**STATED TASK**
Reply with one number only: the count of lines below that contain the word "وأسرهم".

**EXERCISE INPUTS**
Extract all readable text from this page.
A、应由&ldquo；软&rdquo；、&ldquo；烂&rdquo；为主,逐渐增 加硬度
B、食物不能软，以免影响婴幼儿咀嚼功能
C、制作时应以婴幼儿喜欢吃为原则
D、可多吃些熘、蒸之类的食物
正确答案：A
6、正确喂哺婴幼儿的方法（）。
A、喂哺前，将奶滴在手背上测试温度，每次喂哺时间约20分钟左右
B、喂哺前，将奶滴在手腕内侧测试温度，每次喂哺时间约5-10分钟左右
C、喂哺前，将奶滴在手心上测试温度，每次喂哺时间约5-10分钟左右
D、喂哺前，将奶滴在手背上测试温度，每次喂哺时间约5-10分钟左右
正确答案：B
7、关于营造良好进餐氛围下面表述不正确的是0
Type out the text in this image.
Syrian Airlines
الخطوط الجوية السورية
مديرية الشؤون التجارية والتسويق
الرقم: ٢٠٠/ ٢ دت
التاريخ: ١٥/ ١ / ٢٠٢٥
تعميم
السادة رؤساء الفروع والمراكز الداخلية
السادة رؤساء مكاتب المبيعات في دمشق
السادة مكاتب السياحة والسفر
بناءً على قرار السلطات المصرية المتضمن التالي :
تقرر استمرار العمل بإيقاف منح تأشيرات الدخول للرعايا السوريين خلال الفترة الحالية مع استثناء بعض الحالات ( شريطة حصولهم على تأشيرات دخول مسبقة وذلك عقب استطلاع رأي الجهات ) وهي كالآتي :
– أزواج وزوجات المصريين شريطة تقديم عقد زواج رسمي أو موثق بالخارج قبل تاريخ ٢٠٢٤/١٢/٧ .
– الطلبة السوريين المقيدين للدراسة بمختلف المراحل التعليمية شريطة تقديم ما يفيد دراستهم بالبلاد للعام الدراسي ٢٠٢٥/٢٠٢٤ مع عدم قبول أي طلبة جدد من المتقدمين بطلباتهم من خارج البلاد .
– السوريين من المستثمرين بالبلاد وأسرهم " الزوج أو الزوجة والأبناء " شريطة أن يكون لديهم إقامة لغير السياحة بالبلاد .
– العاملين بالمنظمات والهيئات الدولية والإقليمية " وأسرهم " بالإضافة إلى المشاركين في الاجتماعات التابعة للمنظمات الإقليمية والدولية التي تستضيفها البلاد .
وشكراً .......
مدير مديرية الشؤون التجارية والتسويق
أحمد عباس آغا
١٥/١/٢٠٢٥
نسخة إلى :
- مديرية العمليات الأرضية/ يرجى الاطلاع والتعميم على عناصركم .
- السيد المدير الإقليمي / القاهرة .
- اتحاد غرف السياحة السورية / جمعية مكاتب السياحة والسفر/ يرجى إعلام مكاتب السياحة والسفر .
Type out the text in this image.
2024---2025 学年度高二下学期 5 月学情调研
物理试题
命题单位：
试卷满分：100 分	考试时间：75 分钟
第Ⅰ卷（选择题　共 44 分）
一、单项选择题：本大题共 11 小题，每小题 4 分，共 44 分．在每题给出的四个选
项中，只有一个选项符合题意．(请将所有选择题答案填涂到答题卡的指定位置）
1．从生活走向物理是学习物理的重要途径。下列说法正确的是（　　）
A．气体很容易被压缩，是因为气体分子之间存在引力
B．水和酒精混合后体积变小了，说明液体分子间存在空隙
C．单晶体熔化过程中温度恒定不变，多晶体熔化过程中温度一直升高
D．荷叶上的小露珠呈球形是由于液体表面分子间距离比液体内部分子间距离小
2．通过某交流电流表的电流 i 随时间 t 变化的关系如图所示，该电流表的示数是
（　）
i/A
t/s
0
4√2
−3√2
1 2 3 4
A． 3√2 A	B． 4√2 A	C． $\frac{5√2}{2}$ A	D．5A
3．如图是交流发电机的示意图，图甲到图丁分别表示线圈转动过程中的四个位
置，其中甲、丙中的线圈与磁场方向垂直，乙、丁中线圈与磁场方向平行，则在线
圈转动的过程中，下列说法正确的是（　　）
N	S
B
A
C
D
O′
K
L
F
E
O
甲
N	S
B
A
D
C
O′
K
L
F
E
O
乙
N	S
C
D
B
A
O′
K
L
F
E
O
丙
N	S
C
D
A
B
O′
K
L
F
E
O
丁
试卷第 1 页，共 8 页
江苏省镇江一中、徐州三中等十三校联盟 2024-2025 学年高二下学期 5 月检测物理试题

**RESULT OF THE TASK**
2